**Problem**
Reproduce every entry in the listing without alteration.

Extracted data entries:
━━━━━━━━━━━━━━━━━━━━

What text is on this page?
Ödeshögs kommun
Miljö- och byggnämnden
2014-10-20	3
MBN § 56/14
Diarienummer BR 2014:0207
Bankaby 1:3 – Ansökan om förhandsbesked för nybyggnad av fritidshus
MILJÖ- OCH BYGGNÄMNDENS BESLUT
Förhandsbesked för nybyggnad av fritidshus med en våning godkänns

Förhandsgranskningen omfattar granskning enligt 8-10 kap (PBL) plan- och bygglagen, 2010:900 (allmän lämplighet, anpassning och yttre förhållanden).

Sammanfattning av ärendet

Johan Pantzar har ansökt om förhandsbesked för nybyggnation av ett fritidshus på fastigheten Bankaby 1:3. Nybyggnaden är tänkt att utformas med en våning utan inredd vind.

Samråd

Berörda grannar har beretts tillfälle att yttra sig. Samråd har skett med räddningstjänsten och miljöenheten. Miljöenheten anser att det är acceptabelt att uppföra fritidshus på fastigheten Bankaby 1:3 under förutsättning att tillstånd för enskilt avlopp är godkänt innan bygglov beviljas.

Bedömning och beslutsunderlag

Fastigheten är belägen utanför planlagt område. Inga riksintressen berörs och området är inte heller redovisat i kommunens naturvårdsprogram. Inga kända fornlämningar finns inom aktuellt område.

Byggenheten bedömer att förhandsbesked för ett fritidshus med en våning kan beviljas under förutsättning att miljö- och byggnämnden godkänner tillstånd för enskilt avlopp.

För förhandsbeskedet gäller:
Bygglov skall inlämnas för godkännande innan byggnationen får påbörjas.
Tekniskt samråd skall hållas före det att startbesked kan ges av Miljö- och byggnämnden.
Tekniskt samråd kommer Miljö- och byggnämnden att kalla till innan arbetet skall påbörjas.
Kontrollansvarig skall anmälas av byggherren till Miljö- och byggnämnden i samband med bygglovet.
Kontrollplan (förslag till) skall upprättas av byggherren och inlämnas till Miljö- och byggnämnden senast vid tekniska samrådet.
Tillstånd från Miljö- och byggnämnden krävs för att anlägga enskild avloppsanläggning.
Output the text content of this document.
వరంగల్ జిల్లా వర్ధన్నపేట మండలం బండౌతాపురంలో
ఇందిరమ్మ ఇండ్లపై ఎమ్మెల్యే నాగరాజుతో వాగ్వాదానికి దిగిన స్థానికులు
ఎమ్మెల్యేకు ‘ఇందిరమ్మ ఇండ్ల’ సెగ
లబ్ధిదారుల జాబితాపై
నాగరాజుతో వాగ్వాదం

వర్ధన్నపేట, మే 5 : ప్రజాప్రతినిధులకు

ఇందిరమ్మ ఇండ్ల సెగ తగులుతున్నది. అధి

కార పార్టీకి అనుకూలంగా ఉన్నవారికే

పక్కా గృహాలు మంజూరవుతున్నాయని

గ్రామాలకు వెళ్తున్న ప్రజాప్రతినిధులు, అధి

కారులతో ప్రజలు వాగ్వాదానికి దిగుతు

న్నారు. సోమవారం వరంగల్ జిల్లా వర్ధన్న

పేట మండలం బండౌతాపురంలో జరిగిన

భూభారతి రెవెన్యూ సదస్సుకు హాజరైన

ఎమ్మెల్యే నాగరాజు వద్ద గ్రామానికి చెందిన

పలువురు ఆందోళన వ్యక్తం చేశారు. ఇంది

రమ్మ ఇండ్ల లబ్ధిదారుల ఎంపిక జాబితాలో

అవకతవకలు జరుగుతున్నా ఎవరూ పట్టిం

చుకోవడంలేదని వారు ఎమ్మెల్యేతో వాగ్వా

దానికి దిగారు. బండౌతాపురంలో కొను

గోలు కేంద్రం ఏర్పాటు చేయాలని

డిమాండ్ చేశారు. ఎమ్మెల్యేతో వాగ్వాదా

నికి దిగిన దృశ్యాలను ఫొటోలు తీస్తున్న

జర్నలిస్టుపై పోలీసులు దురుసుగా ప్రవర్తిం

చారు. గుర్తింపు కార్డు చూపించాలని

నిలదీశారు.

━━━━━━━━━━━━━━━━━━━━

**Result for this exercise**
What text is on this page?
Ödeshögs kommun
Miljö- och byggnämnden
2014-10-20	3
MBN § 56/14
Diarienummer BR 2014:0207
Bankaby 1:3 – Ansökan om förhandsbesked för nybyggnad av fritidshus
MILJÖ- OCH BYGGNÄMNDENS BESLUT
Förhandsbesked för nybyggnad av fritidshus med en våning godkänns

Förhandsgranskningen omfattar granskning enligt 8-10 kap (PBL) plan- och bygglagen, 2010:900 (allmän lämplighet, anpassning och yttre förhållanden).

Sammanfattning av ärendet

Johan Pantzar har ansökt om förhandsbesked för nybyggnation av ett fritidshus på fastigheten Bankaby 1:3. Nybyggnaden är tänkt att utformas med en våning utan inredd vind.

Samråd

Berörda grannar har beretts tillfälle att yttra sig. Samråd har skett med räddningstjänsten och miljöenheten. Miljöenheten anser att det är acceptabelt att uppföra fritidshus på fastigheten Bankaby 1:3 under förutsättning att tillstånd för enskilt avlopp är godkänt innan bygglov beviljas.

Bedömning och beslutsunderlag

Fastigheten är belägen utanför planlagt område. Inga riksintressen berörs och området är inte heller redovisat i kommunens naturvårdsprogram. Inga kända fornlämningar finns inom aktuellt område.

Byggenheten bedömer att förhandsbesked för ett fritidshus med en våning kan beviljas under förutsättning att miljö- och byggnämnden godkänner tillstånd för enskilt avlopp.

För förhandsbeskedet gäller:
Bygglov skall inlämnas för godkännande innan byggnationen får påbörjas.
Tekniskt samråd skall hållas före det att startbesked kan ges av Miljö- och byggnämnden.
Tekniskt samråd kommer Miljö- och byggnämnden att kalla till innan arbetet skall påbörjas.
Kontrollansvarig skall anmälas av byggherren till Miljö- och byggnämnden i samband med bygglovet.
Kontrollplan (förslag till) skall upprättas av byggherren och inlämnas till Miljö- och byggnämnden senast vid tekniska samrådet.
Tillstånd från Miljö- och byggnämnden krävs för att anlägga enskild avloppsanläggning.
Output the text content of this document.
వరంగల్ జిల్లా వర్ధన్నపేట మండలం బండౌతాపురంలో
ఇందిరమ్మ ఇండ్లపై ఎమ్మెల్యే నాగరాజుతో వాగ్వాదానికి దిగిన స్థానికులు
ఎమ్మెల్యేకు ‘ఇందిరమ్మ ఇండ్ల’ సెగ
లబ్ధిదారుల జాబితాపై
నాగరాజుతో వాగ్వాదం

వర్ధన్నపేట, మే 5 : ప్రజాప్రతినిధులకు

ఇందిరమ్మ ఇండ్ల సెగ తగులుతున్నది. అధి

కార పార్టీకి అనుకూలంగా ఉన్నవారికే

పక్కా గృహాలు మంజూరవుతున్నాయని

గ్రామాలకు వెళ్తున్న ప్రజాప్రతినిధులు, అధి

కారులతో ప్రజలు వాగ్వాదానికి దిగుతు

న్నారు. సోమవారం వరంగల్ జిల్లా వర్ధన్న

పేట మండలం బండౌతాపురంలో జరిగిన

భూభారతి రెవెన్యూ సదస్సుకు హాజరైన

ఎమ్మెల్యే నాగరాజు వద్ద గ్రామానికి చెందిన

పలువురు ఆందోళన వ్యక్తం చేశారు. ఇంది

రమ్మ ఇండ్ల లబ్ధిదారుల ఎంపిక జాబితాలో

అవకతవకలు జరుగుతున్నా ఎవరూ పట్టిం

చుకోవడంలేదని వారు ఎమ్మెల్యేతో వాగ్వా

దానికి దిగారు. బండౌతాపురంలో కొను

గోలు కేంద్రం ఏర్పాటు చేయాలని

డిమాండ్ చేశారు. ఎమ్మెల్యేతో వాగ్వాదా

నికి దిగిన దృశ్యాలను ఫొటోలు తీస్తున్న

జర్నలిస్టుపై పోలీసులు దురుసుగా ప్రవర్తిం

చారు. గుర్తింపు కార్డు చూపించాలని

నిలదీశారు.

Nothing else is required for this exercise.